[BEGIN EXERCISE INPUTS]
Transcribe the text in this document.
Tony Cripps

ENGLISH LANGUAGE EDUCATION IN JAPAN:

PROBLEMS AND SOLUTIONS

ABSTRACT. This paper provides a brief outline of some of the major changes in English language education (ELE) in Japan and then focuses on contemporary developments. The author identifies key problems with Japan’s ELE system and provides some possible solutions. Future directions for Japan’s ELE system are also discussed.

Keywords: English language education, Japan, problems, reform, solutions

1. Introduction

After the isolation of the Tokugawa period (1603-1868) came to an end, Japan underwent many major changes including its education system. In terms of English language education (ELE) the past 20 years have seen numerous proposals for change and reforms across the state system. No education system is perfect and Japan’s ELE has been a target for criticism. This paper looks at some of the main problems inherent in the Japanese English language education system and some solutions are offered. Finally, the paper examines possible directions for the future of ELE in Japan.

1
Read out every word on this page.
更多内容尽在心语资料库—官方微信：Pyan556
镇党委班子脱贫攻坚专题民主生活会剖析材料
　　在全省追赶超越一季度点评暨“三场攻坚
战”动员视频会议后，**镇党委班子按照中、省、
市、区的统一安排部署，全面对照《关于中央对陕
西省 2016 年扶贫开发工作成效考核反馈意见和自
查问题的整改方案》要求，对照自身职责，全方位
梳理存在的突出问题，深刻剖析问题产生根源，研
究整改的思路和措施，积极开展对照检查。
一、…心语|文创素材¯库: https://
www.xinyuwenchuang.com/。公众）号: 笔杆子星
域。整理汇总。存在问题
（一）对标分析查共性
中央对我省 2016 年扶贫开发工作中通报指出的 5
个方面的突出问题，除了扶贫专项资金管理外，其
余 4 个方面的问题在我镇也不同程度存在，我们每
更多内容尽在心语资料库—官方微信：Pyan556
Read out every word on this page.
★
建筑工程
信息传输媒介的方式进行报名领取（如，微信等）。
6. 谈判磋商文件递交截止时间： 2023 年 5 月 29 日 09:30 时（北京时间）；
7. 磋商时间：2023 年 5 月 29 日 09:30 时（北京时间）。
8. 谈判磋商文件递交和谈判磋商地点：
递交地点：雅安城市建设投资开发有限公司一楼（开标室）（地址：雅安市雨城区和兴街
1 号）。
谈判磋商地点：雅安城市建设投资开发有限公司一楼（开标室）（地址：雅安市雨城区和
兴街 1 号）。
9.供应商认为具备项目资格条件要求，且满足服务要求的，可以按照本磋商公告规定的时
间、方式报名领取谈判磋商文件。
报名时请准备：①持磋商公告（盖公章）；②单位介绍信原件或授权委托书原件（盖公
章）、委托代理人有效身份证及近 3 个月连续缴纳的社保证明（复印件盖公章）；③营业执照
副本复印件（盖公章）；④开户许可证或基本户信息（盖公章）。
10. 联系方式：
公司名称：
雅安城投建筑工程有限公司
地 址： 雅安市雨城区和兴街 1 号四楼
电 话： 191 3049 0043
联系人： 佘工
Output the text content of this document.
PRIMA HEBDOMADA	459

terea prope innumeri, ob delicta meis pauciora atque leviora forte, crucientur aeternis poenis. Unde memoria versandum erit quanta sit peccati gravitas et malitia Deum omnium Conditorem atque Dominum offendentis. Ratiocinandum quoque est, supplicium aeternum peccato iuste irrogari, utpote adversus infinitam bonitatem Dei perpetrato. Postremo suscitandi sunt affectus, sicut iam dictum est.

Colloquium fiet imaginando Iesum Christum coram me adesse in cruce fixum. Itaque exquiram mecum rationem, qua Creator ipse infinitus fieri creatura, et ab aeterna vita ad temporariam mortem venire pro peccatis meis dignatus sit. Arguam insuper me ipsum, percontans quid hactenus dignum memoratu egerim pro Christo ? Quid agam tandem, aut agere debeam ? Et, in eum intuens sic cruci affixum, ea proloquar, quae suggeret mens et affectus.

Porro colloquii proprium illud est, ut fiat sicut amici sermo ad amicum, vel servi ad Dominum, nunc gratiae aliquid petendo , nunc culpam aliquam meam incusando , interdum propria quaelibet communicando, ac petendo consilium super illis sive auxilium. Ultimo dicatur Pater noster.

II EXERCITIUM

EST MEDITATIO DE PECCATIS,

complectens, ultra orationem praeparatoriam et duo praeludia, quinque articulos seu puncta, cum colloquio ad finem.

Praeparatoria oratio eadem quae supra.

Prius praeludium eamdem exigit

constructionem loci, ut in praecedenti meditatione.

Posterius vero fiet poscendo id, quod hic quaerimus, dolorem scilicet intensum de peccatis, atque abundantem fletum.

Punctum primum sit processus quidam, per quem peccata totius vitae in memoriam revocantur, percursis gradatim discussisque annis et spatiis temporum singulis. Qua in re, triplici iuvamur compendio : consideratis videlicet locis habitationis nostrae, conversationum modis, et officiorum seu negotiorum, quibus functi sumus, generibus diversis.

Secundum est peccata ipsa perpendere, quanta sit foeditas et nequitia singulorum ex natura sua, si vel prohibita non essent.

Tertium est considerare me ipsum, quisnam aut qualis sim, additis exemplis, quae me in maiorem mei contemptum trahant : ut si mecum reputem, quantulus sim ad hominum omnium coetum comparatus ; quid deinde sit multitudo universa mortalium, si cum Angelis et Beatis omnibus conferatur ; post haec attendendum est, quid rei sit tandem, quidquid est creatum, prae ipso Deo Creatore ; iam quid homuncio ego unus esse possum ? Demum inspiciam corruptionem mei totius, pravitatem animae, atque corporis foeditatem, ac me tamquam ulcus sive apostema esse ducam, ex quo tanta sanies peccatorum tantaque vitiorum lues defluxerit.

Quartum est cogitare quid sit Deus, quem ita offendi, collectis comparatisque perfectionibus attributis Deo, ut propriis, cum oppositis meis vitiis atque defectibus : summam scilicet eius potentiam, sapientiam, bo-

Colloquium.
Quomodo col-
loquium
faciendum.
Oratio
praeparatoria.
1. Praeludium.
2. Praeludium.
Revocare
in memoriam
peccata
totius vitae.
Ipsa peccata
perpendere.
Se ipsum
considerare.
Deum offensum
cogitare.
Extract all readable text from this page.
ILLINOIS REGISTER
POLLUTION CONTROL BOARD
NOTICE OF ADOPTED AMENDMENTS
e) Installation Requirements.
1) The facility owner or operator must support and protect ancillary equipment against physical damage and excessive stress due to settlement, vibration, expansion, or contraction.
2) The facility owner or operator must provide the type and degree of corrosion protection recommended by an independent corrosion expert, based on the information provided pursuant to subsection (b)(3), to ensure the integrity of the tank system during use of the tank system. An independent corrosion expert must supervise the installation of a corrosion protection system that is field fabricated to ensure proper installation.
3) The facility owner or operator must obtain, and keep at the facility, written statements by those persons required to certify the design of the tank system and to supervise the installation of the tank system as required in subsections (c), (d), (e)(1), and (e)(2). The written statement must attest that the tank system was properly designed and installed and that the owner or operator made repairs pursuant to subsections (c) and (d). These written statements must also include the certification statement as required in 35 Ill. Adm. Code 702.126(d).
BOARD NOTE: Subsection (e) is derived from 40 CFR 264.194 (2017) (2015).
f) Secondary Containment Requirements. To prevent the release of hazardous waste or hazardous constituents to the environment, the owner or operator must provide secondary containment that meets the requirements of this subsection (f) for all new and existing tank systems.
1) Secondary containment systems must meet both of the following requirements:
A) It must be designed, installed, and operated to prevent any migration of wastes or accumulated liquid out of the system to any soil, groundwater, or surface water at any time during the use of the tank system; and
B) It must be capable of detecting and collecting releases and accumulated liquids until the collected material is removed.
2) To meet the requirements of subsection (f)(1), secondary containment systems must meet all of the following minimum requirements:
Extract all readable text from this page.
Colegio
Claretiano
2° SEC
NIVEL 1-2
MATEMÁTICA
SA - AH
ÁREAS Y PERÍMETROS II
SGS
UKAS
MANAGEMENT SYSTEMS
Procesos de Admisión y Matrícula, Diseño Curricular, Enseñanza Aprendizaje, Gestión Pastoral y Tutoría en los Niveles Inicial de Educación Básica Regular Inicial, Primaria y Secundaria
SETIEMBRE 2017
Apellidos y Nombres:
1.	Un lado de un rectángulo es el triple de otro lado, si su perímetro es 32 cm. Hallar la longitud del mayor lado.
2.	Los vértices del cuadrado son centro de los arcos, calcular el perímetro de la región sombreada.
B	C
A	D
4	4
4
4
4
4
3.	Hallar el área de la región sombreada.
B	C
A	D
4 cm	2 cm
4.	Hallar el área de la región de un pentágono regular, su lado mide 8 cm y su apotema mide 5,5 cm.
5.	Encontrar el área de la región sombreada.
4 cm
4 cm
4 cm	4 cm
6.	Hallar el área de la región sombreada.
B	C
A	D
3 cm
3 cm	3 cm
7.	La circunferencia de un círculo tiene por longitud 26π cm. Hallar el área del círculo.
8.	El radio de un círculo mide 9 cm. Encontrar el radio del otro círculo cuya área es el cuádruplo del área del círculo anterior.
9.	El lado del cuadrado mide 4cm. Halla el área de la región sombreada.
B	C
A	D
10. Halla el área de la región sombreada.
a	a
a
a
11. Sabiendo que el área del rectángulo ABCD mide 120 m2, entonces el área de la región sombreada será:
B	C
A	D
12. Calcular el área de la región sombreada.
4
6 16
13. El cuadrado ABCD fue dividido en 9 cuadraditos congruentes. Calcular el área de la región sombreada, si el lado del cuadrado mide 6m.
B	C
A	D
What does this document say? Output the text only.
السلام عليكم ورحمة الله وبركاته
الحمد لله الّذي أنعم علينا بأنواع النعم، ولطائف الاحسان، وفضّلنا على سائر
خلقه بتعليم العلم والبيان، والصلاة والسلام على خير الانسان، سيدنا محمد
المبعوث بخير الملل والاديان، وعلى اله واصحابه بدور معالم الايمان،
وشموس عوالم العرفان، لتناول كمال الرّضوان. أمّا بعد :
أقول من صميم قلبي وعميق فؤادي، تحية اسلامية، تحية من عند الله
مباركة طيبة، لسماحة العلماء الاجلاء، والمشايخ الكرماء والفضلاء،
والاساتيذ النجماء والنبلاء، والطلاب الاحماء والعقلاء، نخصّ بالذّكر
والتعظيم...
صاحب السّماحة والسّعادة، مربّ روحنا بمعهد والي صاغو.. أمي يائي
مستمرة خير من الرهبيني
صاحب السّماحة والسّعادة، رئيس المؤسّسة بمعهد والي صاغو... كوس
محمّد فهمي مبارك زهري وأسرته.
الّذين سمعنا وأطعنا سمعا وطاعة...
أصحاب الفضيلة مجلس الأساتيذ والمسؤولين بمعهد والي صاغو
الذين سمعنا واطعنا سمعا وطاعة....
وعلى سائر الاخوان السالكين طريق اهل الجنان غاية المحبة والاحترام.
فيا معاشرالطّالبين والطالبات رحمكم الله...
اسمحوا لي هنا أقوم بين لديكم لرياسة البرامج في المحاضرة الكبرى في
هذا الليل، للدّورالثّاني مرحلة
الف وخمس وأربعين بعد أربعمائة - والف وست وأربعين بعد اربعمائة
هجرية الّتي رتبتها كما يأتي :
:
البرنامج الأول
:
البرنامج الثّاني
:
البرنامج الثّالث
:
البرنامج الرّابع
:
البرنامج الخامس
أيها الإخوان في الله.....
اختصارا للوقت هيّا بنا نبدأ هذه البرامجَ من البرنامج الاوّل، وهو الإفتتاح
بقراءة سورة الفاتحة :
[END EXERCISE INPUTS]
**TASK DIRECTIONS**. Return only the number of lines in the entries that contain the string "雅安城市建设投资开发有限公司一楼".

**EXERCISE OUTPUT**. 2